◆ Stated problem
Each line below either holds the string "Density" or doesn't. Count those that do and give only the number.

--------------------

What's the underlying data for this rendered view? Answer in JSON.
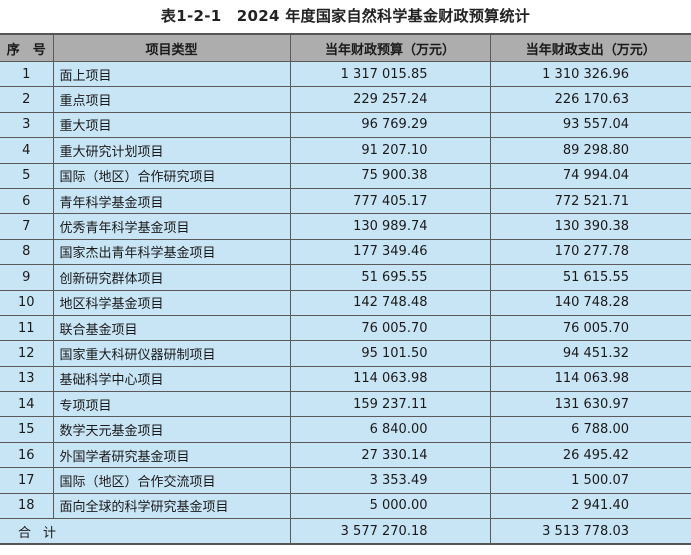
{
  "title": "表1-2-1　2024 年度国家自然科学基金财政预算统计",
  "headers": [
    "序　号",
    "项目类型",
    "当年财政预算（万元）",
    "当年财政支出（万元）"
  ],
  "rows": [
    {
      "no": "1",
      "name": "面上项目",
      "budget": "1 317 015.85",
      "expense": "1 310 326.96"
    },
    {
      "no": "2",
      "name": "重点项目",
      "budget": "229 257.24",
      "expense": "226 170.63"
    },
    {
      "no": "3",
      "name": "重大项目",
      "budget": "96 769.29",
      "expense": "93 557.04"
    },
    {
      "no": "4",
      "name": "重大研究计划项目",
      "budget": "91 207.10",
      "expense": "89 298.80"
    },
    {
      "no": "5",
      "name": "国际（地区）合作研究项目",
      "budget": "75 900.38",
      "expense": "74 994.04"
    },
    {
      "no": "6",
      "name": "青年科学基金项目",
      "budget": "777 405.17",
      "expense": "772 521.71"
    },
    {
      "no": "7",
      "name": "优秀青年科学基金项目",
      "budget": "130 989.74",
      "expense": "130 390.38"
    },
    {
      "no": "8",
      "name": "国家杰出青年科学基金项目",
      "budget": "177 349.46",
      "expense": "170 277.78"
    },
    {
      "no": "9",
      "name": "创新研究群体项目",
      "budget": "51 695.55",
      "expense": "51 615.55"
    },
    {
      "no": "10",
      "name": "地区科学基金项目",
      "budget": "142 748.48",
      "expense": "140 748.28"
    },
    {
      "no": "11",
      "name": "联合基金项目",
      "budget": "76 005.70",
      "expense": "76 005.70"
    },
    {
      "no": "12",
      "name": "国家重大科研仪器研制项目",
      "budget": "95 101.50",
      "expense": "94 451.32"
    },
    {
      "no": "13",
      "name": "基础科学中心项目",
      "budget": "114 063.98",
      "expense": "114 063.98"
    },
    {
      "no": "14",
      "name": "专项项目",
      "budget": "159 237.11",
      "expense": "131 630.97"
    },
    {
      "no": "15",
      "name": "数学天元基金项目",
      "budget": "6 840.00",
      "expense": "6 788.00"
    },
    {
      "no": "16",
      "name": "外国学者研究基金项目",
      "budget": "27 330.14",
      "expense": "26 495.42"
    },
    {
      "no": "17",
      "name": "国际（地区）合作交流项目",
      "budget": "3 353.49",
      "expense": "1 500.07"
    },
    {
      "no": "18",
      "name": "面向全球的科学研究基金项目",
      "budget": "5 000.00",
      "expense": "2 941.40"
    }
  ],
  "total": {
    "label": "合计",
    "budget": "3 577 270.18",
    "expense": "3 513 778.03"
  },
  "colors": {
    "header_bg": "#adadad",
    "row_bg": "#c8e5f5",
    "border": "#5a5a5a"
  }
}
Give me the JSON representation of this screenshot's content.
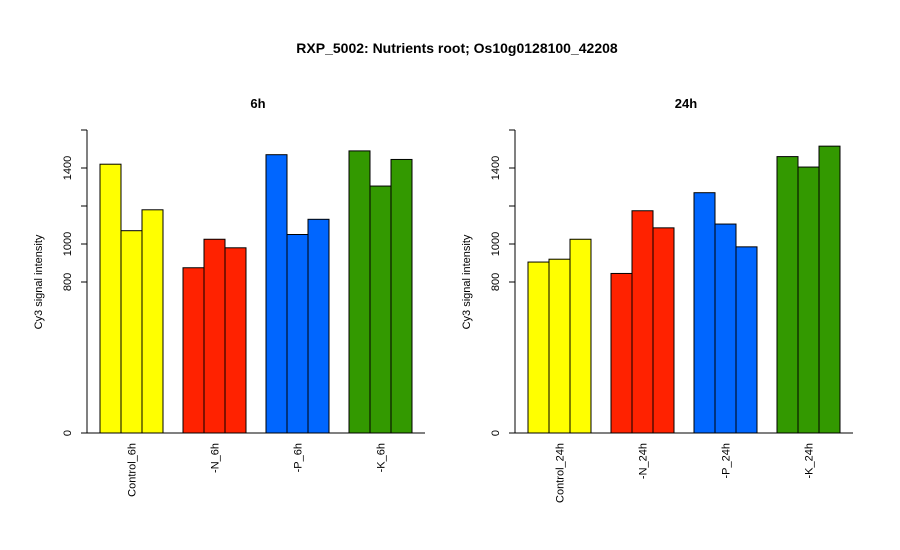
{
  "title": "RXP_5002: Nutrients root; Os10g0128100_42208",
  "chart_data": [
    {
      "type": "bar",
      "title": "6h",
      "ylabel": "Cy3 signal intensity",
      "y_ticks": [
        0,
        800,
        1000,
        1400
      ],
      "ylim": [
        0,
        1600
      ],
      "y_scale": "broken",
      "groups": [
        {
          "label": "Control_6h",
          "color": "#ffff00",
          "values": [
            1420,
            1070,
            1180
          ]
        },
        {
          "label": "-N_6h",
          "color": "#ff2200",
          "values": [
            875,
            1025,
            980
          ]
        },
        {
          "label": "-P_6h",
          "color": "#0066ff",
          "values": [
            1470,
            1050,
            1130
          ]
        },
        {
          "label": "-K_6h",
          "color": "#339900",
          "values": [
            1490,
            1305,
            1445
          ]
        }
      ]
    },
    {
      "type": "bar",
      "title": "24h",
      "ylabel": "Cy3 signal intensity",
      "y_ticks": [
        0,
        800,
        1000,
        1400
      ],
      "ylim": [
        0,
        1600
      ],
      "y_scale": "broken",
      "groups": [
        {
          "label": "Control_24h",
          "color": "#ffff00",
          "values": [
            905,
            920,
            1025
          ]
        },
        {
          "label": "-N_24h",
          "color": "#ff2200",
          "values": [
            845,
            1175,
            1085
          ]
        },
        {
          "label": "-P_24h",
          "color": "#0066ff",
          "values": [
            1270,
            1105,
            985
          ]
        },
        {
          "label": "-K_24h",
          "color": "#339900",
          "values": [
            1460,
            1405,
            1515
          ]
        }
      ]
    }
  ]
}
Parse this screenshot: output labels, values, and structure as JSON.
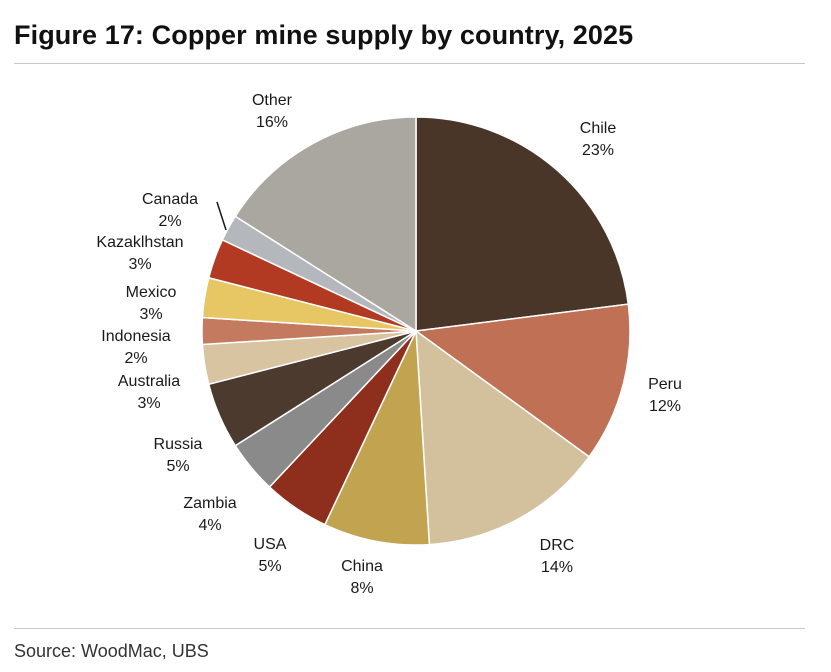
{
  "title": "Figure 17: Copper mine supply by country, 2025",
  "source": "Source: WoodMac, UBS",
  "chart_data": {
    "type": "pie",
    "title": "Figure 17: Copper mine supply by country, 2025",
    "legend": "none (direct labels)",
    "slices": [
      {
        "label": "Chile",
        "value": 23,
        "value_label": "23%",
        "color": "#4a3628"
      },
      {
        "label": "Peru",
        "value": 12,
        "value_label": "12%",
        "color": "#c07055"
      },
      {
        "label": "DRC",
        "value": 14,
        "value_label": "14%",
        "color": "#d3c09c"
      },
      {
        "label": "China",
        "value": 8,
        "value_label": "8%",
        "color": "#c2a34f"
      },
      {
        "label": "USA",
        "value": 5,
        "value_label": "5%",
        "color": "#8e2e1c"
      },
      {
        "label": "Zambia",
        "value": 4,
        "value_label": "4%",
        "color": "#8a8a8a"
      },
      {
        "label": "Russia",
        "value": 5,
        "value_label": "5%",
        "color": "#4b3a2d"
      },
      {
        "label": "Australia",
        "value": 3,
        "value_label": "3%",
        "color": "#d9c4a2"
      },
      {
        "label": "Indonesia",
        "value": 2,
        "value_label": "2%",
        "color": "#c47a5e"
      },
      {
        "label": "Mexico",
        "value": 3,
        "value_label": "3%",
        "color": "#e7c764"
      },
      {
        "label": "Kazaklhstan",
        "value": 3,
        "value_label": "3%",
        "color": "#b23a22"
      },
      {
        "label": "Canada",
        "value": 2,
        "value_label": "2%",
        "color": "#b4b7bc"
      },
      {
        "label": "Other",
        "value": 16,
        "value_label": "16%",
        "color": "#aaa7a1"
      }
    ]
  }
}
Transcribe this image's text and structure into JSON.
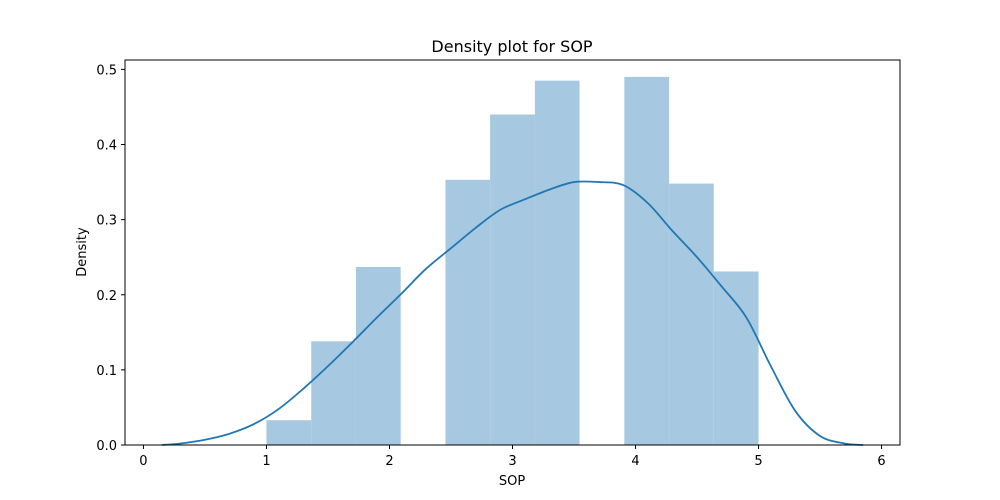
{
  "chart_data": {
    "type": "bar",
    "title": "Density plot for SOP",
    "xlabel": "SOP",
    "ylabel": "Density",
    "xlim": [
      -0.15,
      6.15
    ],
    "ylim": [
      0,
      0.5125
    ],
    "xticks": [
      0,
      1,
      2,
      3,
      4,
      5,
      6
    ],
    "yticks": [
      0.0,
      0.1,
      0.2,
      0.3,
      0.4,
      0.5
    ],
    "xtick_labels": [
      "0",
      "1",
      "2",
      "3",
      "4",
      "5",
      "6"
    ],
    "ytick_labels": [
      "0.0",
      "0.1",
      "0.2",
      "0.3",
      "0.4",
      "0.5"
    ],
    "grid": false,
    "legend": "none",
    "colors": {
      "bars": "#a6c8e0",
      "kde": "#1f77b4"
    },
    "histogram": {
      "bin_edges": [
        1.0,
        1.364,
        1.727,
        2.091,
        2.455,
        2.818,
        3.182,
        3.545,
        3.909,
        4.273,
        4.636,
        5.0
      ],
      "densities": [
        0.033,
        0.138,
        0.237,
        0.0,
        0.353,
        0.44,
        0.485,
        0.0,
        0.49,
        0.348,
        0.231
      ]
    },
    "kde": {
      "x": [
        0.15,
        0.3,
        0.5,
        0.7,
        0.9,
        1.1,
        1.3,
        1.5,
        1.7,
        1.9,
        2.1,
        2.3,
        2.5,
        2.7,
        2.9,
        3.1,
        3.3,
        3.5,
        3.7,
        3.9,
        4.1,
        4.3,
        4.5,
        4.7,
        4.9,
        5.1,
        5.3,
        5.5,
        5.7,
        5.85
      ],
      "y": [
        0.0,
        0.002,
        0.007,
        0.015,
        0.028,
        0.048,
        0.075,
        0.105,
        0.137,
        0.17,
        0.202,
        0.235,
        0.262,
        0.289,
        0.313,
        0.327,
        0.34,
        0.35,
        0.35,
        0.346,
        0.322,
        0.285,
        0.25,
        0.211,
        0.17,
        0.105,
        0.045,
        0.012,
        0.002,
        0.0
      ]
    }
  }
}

--------------------

◆ Task response
2